• The exercise: In the listing below, begin at the line that has "data-label: 3.3 — [416, 161, 430, 172]" and stop after the line that has "y-tick-label: 4.5 — [55, 98, 68, 108]". Arrange those lines as a JSON list of strings with one string per line, leaving out any blank lines.

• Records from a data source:
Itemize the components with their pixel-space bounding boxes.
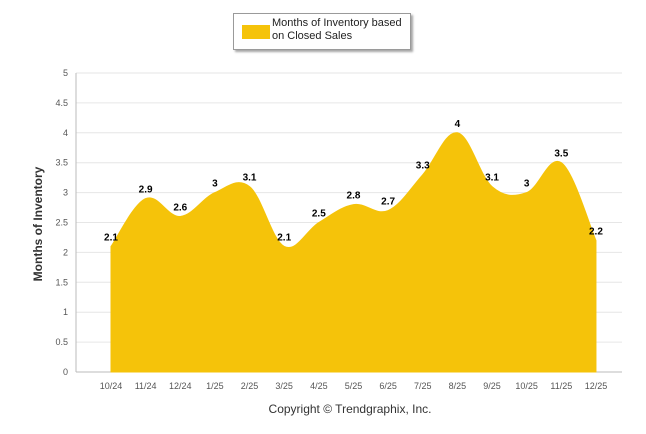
data-label: 3.3 — [416, 161, 430, 172]
x-tick-label: 6/25 — [379, 381, 397, 391]
x-tick-label: 10/25 — [515, 381, 538, 391]
x-tick-label: 12/24 — [169, 381, 192, 391]
y-tick-label: 4.5 — [55, 98, 68, 108]
y-axis-title: Months of Inventory — [31, 166, 45, 282]
x-tick-label: 2/25 — [241, 381, 259, 391]
x-tick-label: 11/25 — [550, 381, 572, 391]
data-label: 2.1 — [277, 232, 291, 243]
x-tick-label: 10/24 — [100, 381, 123, 391]
data-labels: 2.1 2.9 2.6 3 3.1 2.1 2.5 2.8 2.7 3.3 4 3.1 3 3.5 2.2 — [104, 119, 603, 244]
data-label: 2.6 — [173, 203, 187, 214]
x-tick-label: 11/24 — [135, 381, 157, 391]
x-tick-label: 5/25 — [345, 381, 363, 391]
data-label: 3 — [524, 179, 530, 190]
x-tick-labels: 10/24 11/24 12/24 1/25 2/25 3/25 4/25 5/25 6/25 7… — [100, 381, 607, 391]
data-label: 2.8 — [347, 191, 361, 202]
x-tick-label: 12/25 — [585, 381, 608, 391]
y-tick-labels: 0 0.5 1 1.5 2 2.5 3 3.5 4 4.5 5 — [55, 68, 68, 377]
data-label: 2.5 — [312, 209, 326, 220]
data-label: 4 — [455, 119, 461, 130]
y-tick-label: 0 — [63, 367, 68, 377]
x-tick-label: 9/25 — [483, 381, 501, 391]
y-tick-label: 2.5 — [55, 218, 68, 228]
copyright-text: Copyright © Trendgraphix, Inc. — [268, 402, 432, 416]
y-tick-label: 5 — [63, 68, 68, 78]
y-tick-label: 3 — [63, 188, 68, 198]
data-label: 2.1 — [104, 232, 118, 243]
data-label: 2.2 — [589, 226, 603, 237]
legend: Months of Inventory based on Closed Sale… — [233, 13, 411, 50]
y-tick-label: 1.5 — [55, 277, 68, 287]
legend-label: Months of Inventory based on Closed Sale… — [272, 17, 402, 42]
x-tick-label: 3/25 — [275, 381, 293, 391]
data-label: 2.7 — [381, 197, 395, 208]
y-tick-label: 2 — [63, 247, 68, 257]
data-label: 3.1 — [243, 173, 257, 184]
area-layer — [110, 132, 597, 373]
x-tick-label: 4/25 — [310, 381, 328, 391]
legend-swatch — [242, 25, 270, 39]
x-tick-label: 7/25 — [414, 381, 432, 391]
y-tick-label: 3.5 — [55, 158, 68, 168]
data-label: 3.5 — [554, 149, 568, 160]
data-label: 3 — [212, 179, 218, 190]
y-tick-label: 0.5 — [55, 337, 68, 347]
y-tick-label: 4 — [63, 128, 68, 138]
area-series — [110, 132, 597, 373]
data-label: 3.1 — [485, 173, 499, 184]
data-label: 2.9 — [139, 185, 153, 196]
x-tick-label: 1/25 — [206, 381, 224, 391]
x-tick-label: 8/25 — [449, 381, 467, 391]
y-tick-label: 1 — [63, 307, 68, 317]
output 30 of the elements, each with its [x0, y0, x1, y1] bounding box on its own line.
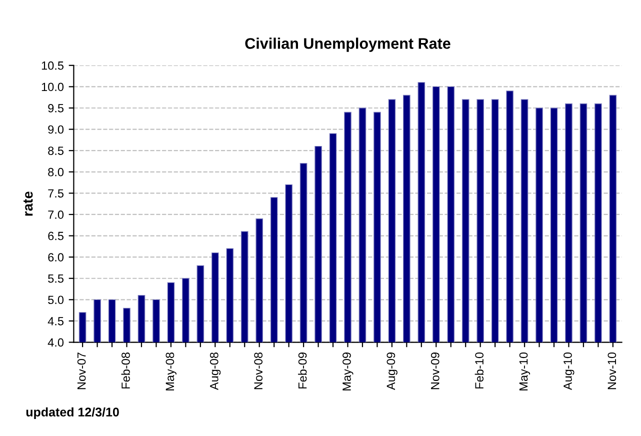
x-tick-label: Feb-08	[121, 352, 130, 388]
y-tick-label: 9.0	[48, 125, 64, 134]
x-tick-label: Aug-09	[386, 352, 398, 390]
x-tick-label: Aug-08	[210, 352, 221, 390]
x-tick-label: May-10	[519, 352, 530, 390]
x-tick-label: Nov-08	[254, 352, 263, 390]
x-tick-label: Nov-07	[77, 352, 86, 390]
y-tick-label: 6.0	[48, 253, 64, 262]
y-tick-label: 7.0	[48, 210, 64, 219]
x-tick-label: Feb-10	[474, 352, 484, 388]
text: updated 12/3/10	[26, 407, 119, 419]
x-tick-label: May-09	[342, 352, 354, 390]
y-tick-label: 4.5	[48, 317, 64, 326]
y-tick-label: 10.5	[42, 61, 64, 70]
y-tick-label: 9.5	[48, 104, 64, 112]
y-axis-title: rate	[24, 192, 33, 216]
y-tick-label: 6.5	[48, 232, 64, 240]
y-tick-label: 5.5	[48, 274, 64, 283]
x-tick-label: Feb-09	[298, 352, 307, 388]
x-tick-label: May-08	[166, 352, 176, 390]
x-tick-label: Nov-09	[430, 352, 440, 390]
y-tick-label: 4.0	[48, 338, 64, 347]
y-tick-label: 8.5	[48, 146, 64, 155]
y-tick-label: 5.0	[48, 296, 64, 304]
chart-title: Civilian Unemployment Rate	[245, 38, 450, 52]
y-tick-label: 7.5	[48, 189, 64, 198]
x-tick-label: Nov-10	[608, 352, 616, 390]
y-tick-label: 8.0	[48, 168, 64, 176]
x-tick-label: Aug-10	[564, 352, 574, 390]
y-tick-label: 10.0	[42, 82, 64, 92]
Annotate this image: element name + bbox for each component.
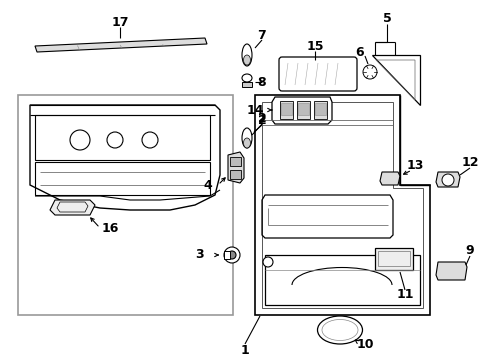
Polygon shape <box>435 262 466 280</box>
Polygon shape <box>50 200 95 215</box>
Text: 5: 5 <box>382 12 390 24</box>
Text: 12: 12 <box>460 156 478 168</box>
Polygon shape <box>379 172 399 185</box>
Text: 7: 7 <box>257 28 266 41</box>
Text: 10: 10 <box>356 338 373 351</box>
Polygon shape <box>35 38 206 52</box>
Ellipse shape <box>243 55 250 65</box>
Polygon shape <box>271 97 331 124</box>
Bar <box>297 103 308 115</box>
Text: 4: 4 <box>203 179 212 192</box>
Text: 2: 2 <box>257 112 266 125</box>
Ellipse shape <box>242 74 251 82</box>
Bar <box>313 101 326 119</box>
Text: 9: 9 <box>465 243 473 257</box>
Polygon shape <box>435 172 459 187</box>
Bar <box>224 251 229 259</box>
Text: 11: 11 <box>395 288 413 302</box>
Text: 16: 16 <box>101 221 119 234</box>
Bar <box>374 248 412 270</box>
Polygon shape <box>371 55 419 105</box>
Text: 15: 15 <box>305 40 323 53</box>
Ellipse shape <box>317 316 362 344</box>
Bar <box>229 157 241 166</box>
Text: 3: 3 <box>195 248 204 261</box>
Text: 14: 14 <box>246 104 263 117</box>
Text: 17: 17 <box>111 15 128 28</box>
Text: 13: 13 <box>406 158 423 171</box>
Bar <box>281 103 291 115</box>
Circle shape <box>441 174 453 186</box>
Polygon shape <box>227 152 244 183</box>
Bar <box>18 95 232 315</box>
Text: 2: 2 <box>257 113 266 126</box>
Text: 8: 8 <box>257 76 266 89</box>
Ellipse shape <box>242 44 251 66</box>
Circle shape <box>227 251 236 259</box>
Bar <box>377 251 409 266</box>
Ellipse shape <box>243 138 250 148</box>
Circle shape <box>362 65 376 79</box>
Circle shape <box>224 247 240 263</box>
Circle shape <box>263 257 272 267</box>
Bar <box>296 101 309 119</box>
FancyBboxPatch shape <box>279 57 356 91</box>
Bar <box>242 82 251 87</box>
Text: 6: 6 <box>355 45 364 59</box>
Ellipse shape <box>242 128 251 148</box>
Bar <box>229 170 241 179</box>
Bar <box>314 103 325 115</box>
Bar <box>280 101 292 119</box>
Text: 1: 1 <box>240 343 249 356</box>
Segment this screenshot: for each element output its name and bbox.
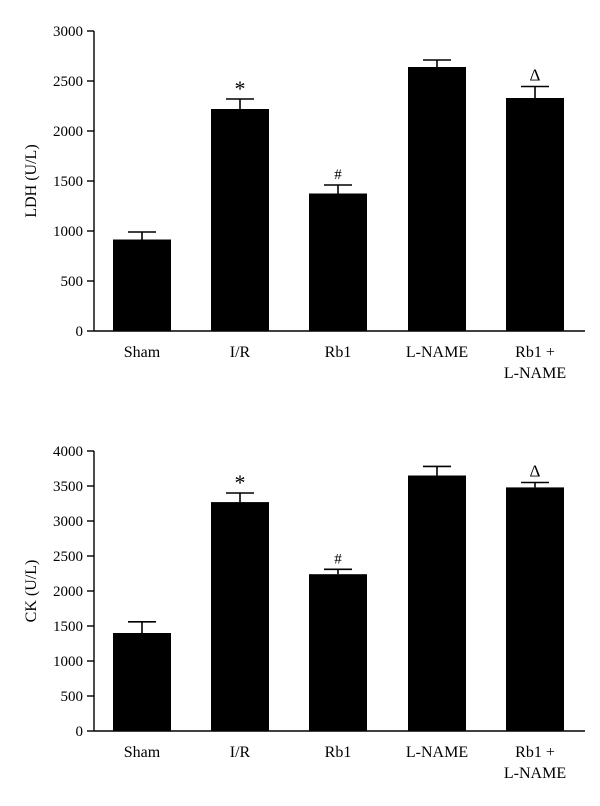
ck-y-tick-label: 0 (76, 724, 84, 740)
ldh-category-label: Rb1 (325, 344, 352, 361)
ldh-bar (113, 239, 171, 331)
ldh-significance-marker: * (235, 76, 246, 101)
ck-bar (211, 502, 269, 731)
ck-y-tick-label: 1000 (53, 654, 83, 670)
ck-chart: 0 500 1000 1500 2000 2500 3000 3500 4000 CK (U/L)… (23, 444, 585, 782)
ck-bar (506, 487, 564, 731)
ck-category-label: I/R (230, 744, 251, 761)
ck-y-tick-label: 2500 (53, 549, 83, 565)
ldh-y-tick-label: 2500 (53, 74, 83, 90)
ck-y-tick-label: 3500 (53, 479, 83, 495)
ldh-bar (309, 193, 367, 331)
ldh-y-axis-label: LDH (U/L) (23, 144, 40, 217)
ck-y-tick-label: 4000 (53, 444, 83, 460)
ck-bar (408, 475, 466, 731)
ldh-category-label: L-NAME (504, 365, 566, 382)
ck-y-tick-label: 2000 (53, 584, 83, 600)
ldh-y-tick-label: 0 (76, 324, 84, 340)
ck-y-tick-label: 1500 (53, 619, 83, 635)
ck-category-label: Rb1 + (515, 744, 555, 761)
ldh-category-label: Rb1 + (515, 344, 555, 361)
ldh-chart: 0 500 1000 1500 2000 2500 3000 LDH (U/L) Sham * I/… (23, 24, 585, 382)
ldh-bar (408, 67, 466, 331)
ldh-significance-marker: # (334, 167, 342, 183)
ldh-y-tick-label: 3000 (53, 24, 83, 40)
ldh-significance-marker: Δ (530, 66, 541, 85)
ck-y-tick-label: 500 (61, 689, 84, 705)
ldh-category-label: Sham (124, 344, 161, 361)
ck-category-label: L-NAME (504, 765, 566, 782)
ldh-category-label: L-NAME (406, 344, 468, 361)
ck-category-label: Rb1 (325, 744, 352, 761)
ck-category-label: L-NAME (406, 744, 468, 761)
ck-significance-marker: # (334, 551, 342, 567)
ldh-y-tick-label: 1500 (53, 174, 83, 190)
ldh-bar (506, 98, 564, 331)
ck-significance-marker: Δ (530, 462, 541, 481)
ck-significance-marker: * (235, 470, 246, 495)
ck-y-tick-label: 3000 (53, 514, 83, 530)
ldh-y-tick-label: 1000 (53, 224, 83, 240)
ldh-category-label: I/R (230, 344, 251, 361)
ck-category-label: Sham (124, 744, 161, 761)
ck-bar (113, 633, 171, 731)
ck-bar (309, 574, 367, 731)
ldh-y-tick-label: 2000 (53, 124, 83, 140)
ldh-y-tick-label: 500 (61, 274, 84, 290)
ldh-bar (211, 109, 269, 331)
ck-y-axis-label: CK (U/L) (23, 560, 40, 623)
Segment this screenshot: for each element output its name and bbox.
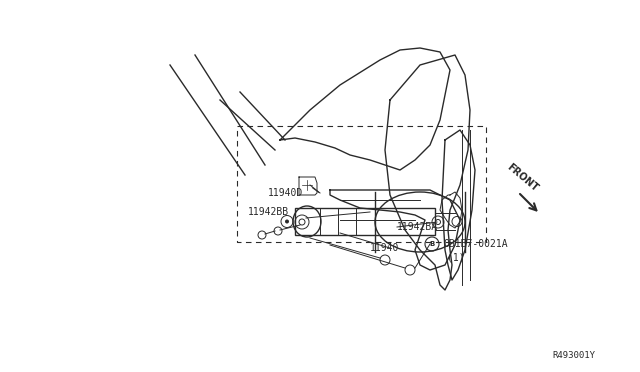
Text: 11940: 11940	[370, 243, 399, 253]
Text: B: B	[429, 241, 435, 247]
Text: R493001Y: R493001Y	[552, 350, 595, 359]
Text: 11942BB: 11942BB	[248, 207, 289, 217]
Bar	[295, 208, 435, 235]
Text: 11942BA: 11942BA	[397, 222, 438, 232]
Text: 11940D: 11940D	[268, 188, 303, 198]
Text: (1): (1)	[447, 252, 465, 262]
Text: FRONT: FRONT	[505, 162, 540, 194]
Text: 0B1B7-0021A: 0B1B7-0021A	[443, 239, 508, 249]
Circle shape	[285, 219, 289, 224]
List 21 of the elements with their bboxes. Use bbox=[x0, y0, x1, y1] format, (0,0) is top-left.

• Response below:
[
  "data-label: 3.3 — [416, 161, 430, 172]",
  "x-tick-label: 6/25 — [379, 381, 397, 391]",
  "x-tick-label: 10/25 — [515, 381, 538, 391]",
  "x-tick-label: 12/24 — [169, 381, 192, 391]",
  "y-tick-label: 4.5 — [55, 98, 68, 108]"
]